What you will do: All lines holding the word "Patescibacteria" are to be copied from the records beneath.

----------------------------------------

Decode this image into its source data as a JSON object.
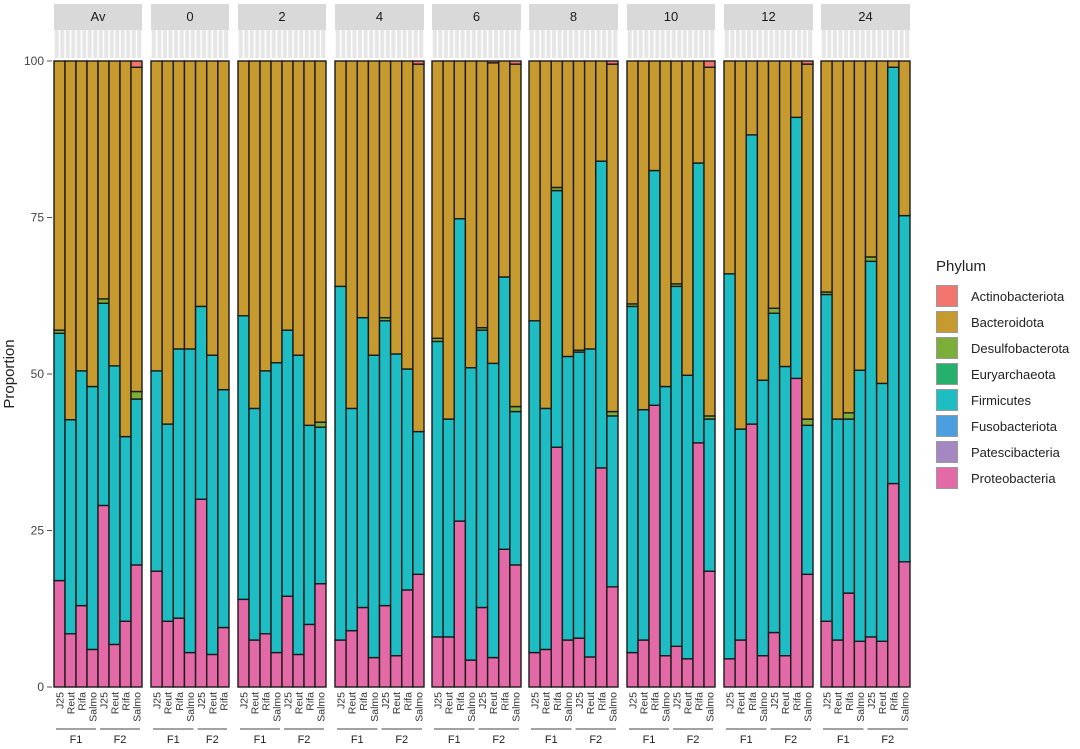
{
  "chart_data": {
    "type": "bar",
    "stacked": true,
    "ylabel": "Proportion",
    "ylim": [
      0,
      100
    ],
    "yticks": [
      0,
      25,
      50,
      75,
      100
    ],
    "legend": {
      "title": "Phylum",
      "position": "right"
    },
    "phyla": [
      {
        "name": "Actinobacteriota",
        "color": "#F2766D"
      },
      {
        "name": "Bacteroidota",
        "color": "#C79A30"
      },
      {
        "name": "Desulfobacterota",
        "color": "#7CAE3A"
      },
      {
        "name": "Euryarchaeota",
        "color": "#25B06E"
      },
      {
        "name": "Firmicutes",
        "color": "#1DBDC3"
      },
      {
        "name": "Fusobacteriota",
        "color": "#4A9FE0"
      },
      {
        "name": "Patescibacteria",
        "color": "#A587C2"
      },
      {
        "name": "Proteobacteria",
        "color": "#E46AA7"
      }
    ],
    "stack_order_bottom_to_top": [
      "Proteobacteria",
      "Patescibacteria",
      "Fusobacteriota",
      "Firmicutes",
      "Euryarchaeota",
      "Desulfobacterota",
      "Bacteroidota",
      "Actinobacteriota"
    ],
    "facets": [
      {
        "label": "Av",
        "bars": [
          {
            "label": "J25",
            "group": "F1",
            "proteo": 17,
            "firm": 39.5,
            "desulfo": 0.5,
            "actino": 0
          },
          {
            "label": "Reut",
            "group": "F1",
            "proteo": 8.5,
            "firm": 34.2,
            "desulfo": 0,
            "actino": 0
          },
          {
            "label": "Rifa",
            "group": "F1",
            "proteo": 13,
            "firm": 37.5,
            "desulfo": 0,
            "actino": 0
          },
          {
            "label": "Salmo",
            "group": "F1",
            "proteo": 6,
            "firm": 42,
            "desulfo": 0,
            "actino": 0
          },
          {
            "label": "J25",
            "group": "F2",
            "proteo": 29,
            "firm": 32.3,
            "desulfo": 0.7,
            "actino": 0
          },
          {
            "label": "Reut",
            "group": "F2",
            "proteo": 6.8,
            "firm": 44.5,
            "desulfo": 0,
            "actino": 0
          },
          {
            "label": "Rifa",
            "group": "F2",
            "proteo": 10.5,
            "firm": 29.5,
            "desulfo": 0,
            "actino": 0
          },
          {
            "label": "Salmo",
            "group": "F2",
            "proteo": 19.5,
            "firm": 26.5,
            "desulfo": 1.2,
            "actino": 1
          }
        ]
      },
      {
        "label": "0",
        "bars": [
          {
            "label": "J25",
            "group": "F1",
            "proteo": 18.5,
            "firm": 32,
            "desulfo": 0,
            "actino": 0
          },
          {
            "label": "Reut",
            "group": "F1",
            "proteo": 10.5,
            "firm": 31.5,
            "desulfo": 0,
            "actino": 0
          },
          {
            "label": "Rifa",
            "group": "F1",
            "proteo": 11,
            "firm": 43,
            "desulfo": 0,
            "actino": 0
          },
          {
            "label": "Salmo",
            "group": "F1",
            "proteo": 5.5,
            "firm": 48.5,
            "desulfo": 0,
            "actino": 0
          },
          {
            "label": "J25",
            "group": "F2",
            "proteo": 30,
            "firm": 30.8,
            "desulfo": 0,
            "actino": 0
          },
          {
            "label": "Reut",
            "group": "F2",
            "proteo": 5.2,
            "firm": 47.8,
            "desulfo": 0,
            "actino": 0
          },
          {
            "label": "Rifa",
            "group": "F2",
            "proteo": 9.5,
            "firm": 38,
            "desulfo": 0,
            "actino": 0
          }
        ]
      },
      {
        "label": "2",
        "bars": [
          {
            "label": "J25",
            "group": "F1",
            "proteo": 14,
            "firm": 45.3,
            "desulfo": 0,
            "actino": 0
          },
          {
            "label": "Reut",
            "group": "F1",
            "proteo": 7.5,
            "firm": 37,
            "desulfo": 0,
            "actino": 0
          },
          {
            "label": "Rifa",
            "group": "F1",
            "proteo": 8.5,
            "firm": 42,
            "desulfo": 0,
            "actino": 0
          },
          {
            "label": "Salmo",
            "group": "F1",
            "proteo": 5.5,
            "firm": 46.3,
            "desulfo": 0,
            "actino": 0
          },
          {
            "label": "J25",
            "group": "F2",
            "proteo": 14.5,
            "firm": 42.5,
            "desulfo": 0,
            "actino": 0
          },
          {
            "label": "Reut",
            "group": "F2",
            "proteo": 5.2,
            "firm": 47.8,
            "desulfo": 0,
            "actino": 0
          },
          {
            "label": "Rifa",
            "group": "F2",
            "proteo": 10,
            "firm": 31.8,
            "desulfo": 0,
            "actino": 0
          },
          {
            "label": "Salmo",
            "group": "F2",
            "proteo": 16.5,
            "firm": 25,
            "desulfo": 0.8,
            "actino": 0
          }
        ]
      },
      {
        "label": "4",
        "bars": [
          {
            "label": "J25",
            "group": "F1",
            "proteo": 7.5,
            "firm": 56.5,
            "desulfo": 0,
            "actino": 0
          },
          {
            "label": "Reut",
            "group": "F1",
            "proteo": 9,
            "firm": 35.5,
            "desulfo": 0,
            "actino": 0
          },
          {
            "label": "Rifa",
            "group": "F1",
            "proteo": 12.7,
            "firm": 46.3,
            "desulfo": 0,
            "actino": 0
          },
          {
            "label": "Salmo",
            "group": "F1",
            "proteo": 4.7,
            "firm": 48.3,
            "desulfo": 0,
            "actino": 0
          },
          {
            "label": "J25",
            "group": "F2",
            "proteo": 13,
            "firm": 45.5,
            "desulfo": 0.5,
            "actino": 0
          },
          {
            "label": "Reut",
            "group": "F2",
            "proteo": 5,
            "firm": 48.2,
            "desulfo": 0,
            "actino": 0
          },
          {
            "label": "Rifa",
            "group": "F2",
            "proteo": 15.5,
            "firm": 35.3,
            "desulfo": 0,
            "actino": 0
          },
          {
            "label": "Salmo",
            "group": "F2",
            "proteo": 18,
            "firm": 22.8,
            "desulfo": 0,
            "actino": 0.5
          }
        ]
      },
      {
        "label": "6",
        "bars": [
          {
            "label": "J25",
            "group": "F1",
            "proteo": 8,
            "firm": 47.2,
            "desulfo": 0.5,
            "actino": 0
          },
          {
            "label": "Reut",
            "group": "F1",
            "proteo": 8,
            "firm": 34.8,
            "desulfo": 0,
            "actino": 0
          },
          {
            "label": "Rifa",
            "group": "F1",
            "proteo": 26.5,
            "firm": 48.3,
            "desulfo": 0,
            "actino": 0
          },
          {
            "label": "Salmo",
            "group": "F1",
            "proteo": 4.3,
            "firm": 46.7,
            "desulfo": 0,
            "actino": 0
          },
          {
            "label": "J25",
            "group": "F2",
            "proteo": 12.7,
            "firm": 44.3,
            "desulfo": 0.4,
            "actino": 0
          },
          {
            "label": "Reut",
            "group": "F2",
            "proteo": 4.7,
            "firm": 47,
            "desulfo": 0,
            "actino": 0.3
          },
          {
            "label": "Rifa",
            "group": "F2",
            "proteo": 22,
            "firm": 43.5,
            "desulfo": 0,
            "actino": 0
          },
          {
            "label": "Salmo",
            "group": "F2",
            "proteo": 19.5,
            "firm": 24.5,
            "desulfo": 0.8,
            "actino": 0.5
          }
        ]
      },
      {
        "label": "8",
        "bars": [
          {
            "label": "J25",
            "group": "F1",
            "proteo": 5.5,
            "firm": 53,
            "desulfo": 0,
            "actino": 0
          },
          {
            "label": "Reut",
            "group": "F1",
            "proteo": 6,
            "firm": 38.5,
            "desulfo": 0,
            "actino": 0
          },
          {
            "label": "Rifa",
            "group": "F1",
            "proteo": 38.3,
            "firm": 41,
            "desulfo": 0.5,
            "actino": 0
          },
          {
            "label": "Salmo",
            "group": "F1",
            "proteo": 7.5,
            "firm": 45.3,
            "desulfo": 0,
            "actino": 0
          },
          {
            "label": "J25",
            "group": "F2",
            "proteo": 7.8,
            "firm": 45.7,
            "desulfo": 0.3,
            "actino": 0
          },
          {
            "label": "Reut",
            "group": "F2",
            "proteo": 4.8,
            "firm": 49.2,
            "desulfo": 0,
            "actino": 0
          },
          {
            "label": "Rifa",
            "group": "F2",
            "proteo": 35,
            "firm": 49,
            "desulfo": 0,
            "actino": 0
          },
          {
            "label": "Salmo",
            "group": "F2",
            "proteo": 16,
            "firm": 27.3,
            "desulfo": 0.7,
            "actino": 0.5
          }
        ]
      },
      {
        "label": "10",
        "bars": [
          {
            "label": "J25",
            "group": "F1",
            "proteo": 5.5,
            "firm": 55.3,
            "desulfo": 0.4,
            "actino": 0
          },
          {
            "label": "Reut",
            "group": "F1",
            "proteo": 7.5,
            "firm": 36.8,
            "desulfo": 0,
            "actino": 0
          },
          {
            "label": "Rifa",
            "group": "F1",
            "proteo": 45,
            "firm": 37.5,
            "desulfo": 0,
            "actino": 0
          },
          {
            "label": "Salmo",
            "group": "F1",
            "proteo": 5,
            "firm": 43,
            "desulfo": 0,
            "actino": 0
          },
          {
            "label": "J25",
            "group": "F2",
            "proteo": 6.5,
            "firm": 57.5,
            "desulfo": 0.4,
            "actino": 0
          },
          {
            "label": "Reut",
            "group": "F2",
            "proteo": 4.5,
            "firm": 45.3,
            "desulfo": 0,
            "actino": 0
          },
          {
            "label": "Rifa",
            "group": "F2",
            "proteo": 39,
            "firm": 44.7,
            "desulfo": 0,
            "actino": 0
          },
          {
            "label": "Salmo",
            "group": "F2",
            "proteo": 18.5,
            "firm": 24.3,
            "desulfo": 0.5,
            "actino": 1
          }
        ]
      },
      {
        "label": "12",
        "bars": [
          {
            "label": "J25",
            "group": "F1",
            "proteo": 4.5,
            "firm": 61.5,
            "desulfo": 0,
            "actino": 0
          },
          {
            "label": "Reut",
            "group": "F1",
            "proteo": 7.5,
            "firm": 33.7,
            "desulfo": 0,
            "actino": 0
          },
          {
            "label": "Rifa",
            "group": "F1",
            "proteo": 42,
            "firm": 46.2,
            "desulfo": 0,
            "actino": 0
          },
          {
            "label": "Salmo",
            "group": "F1",
            "proteo": 5,
            "firm": 44,
            "desulfo": 0,
            "actino": 0
          },
          {
            "label": "J25",
            "group": "F2",
            "proteo": 8.7,
            "firm": 51,
            "desulfo": 0.8,
            "actino": 0
          },
          {
            "label": "Reut",
            "group": "F2",
            "proteo": 5,
            "firm": 46.2,
            "desulfo": 0,
            "actino": 0
          },
          {
            "label": "Rifa",
            "group": "F2",
            "proteo": 49.3,
            "firm": 41.7,
            "desulfo": 0,
            "actino": 0
          },
          {
            "label": "Salmo",
            "group": "F2",
            "proteo": 18,
            "firm": 23.8,
            "desulfo": 1,
            "actino": 0.5
          }
        ]
      },
      {
        "label": "24",
        "bars": [
          {
            "label": "J25",
            "group": "F1",
            "proteo": 10.5,
            "firm": 52.2,
            "desulfo": 0.4,
            "actino": 0
          },
          {
            "label": "Reut",
            "group": "F1",
            "proteo": 7.5,
            "firm": 35.3,
            "desulfo": 0,
            "actino": 0
          },
          {
            "label": "Rifa",
            "group": "F1",
            "proteo": 15,
            "firm": 27.8,
            "desulfo": 1,
            "actino": 0
          },
          {
            "label": "Salmo",
            "group": "F1",
            "proteo": 7.3,
            "firm": 43.3,
            "desulfo": 0,
            "actino": 0
          },
          {
            "label": "J25",
            "group": "F2",
            "proteo": 8,
            "firm": 60,
            "desulfo": 0.7,
            "actino": 0
          },
          {
            "label": "Reut",
            "group": "F2",
            "proteo": 7.3,
            "firm": 41.2,
            "desulfo": 0,
            "actino": 0
          },
          {
            "label": "Rifa",
            "group": "F2",
            "proteo": 32.5,
            "firm": 66.5,
            "desulfo": 0,
            "actino": 0
          },
          {
            "label": "Salmo",
            "group": "F2",
            "proteo": 20,
            "firm": 55.3,
            "desulfo": 0,
            "actino": 0
          }
        ]
      }
    ]
  }
}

----------------------------------------

The answer:
        "name": "Patescibacteria",
      "Patescibacteria",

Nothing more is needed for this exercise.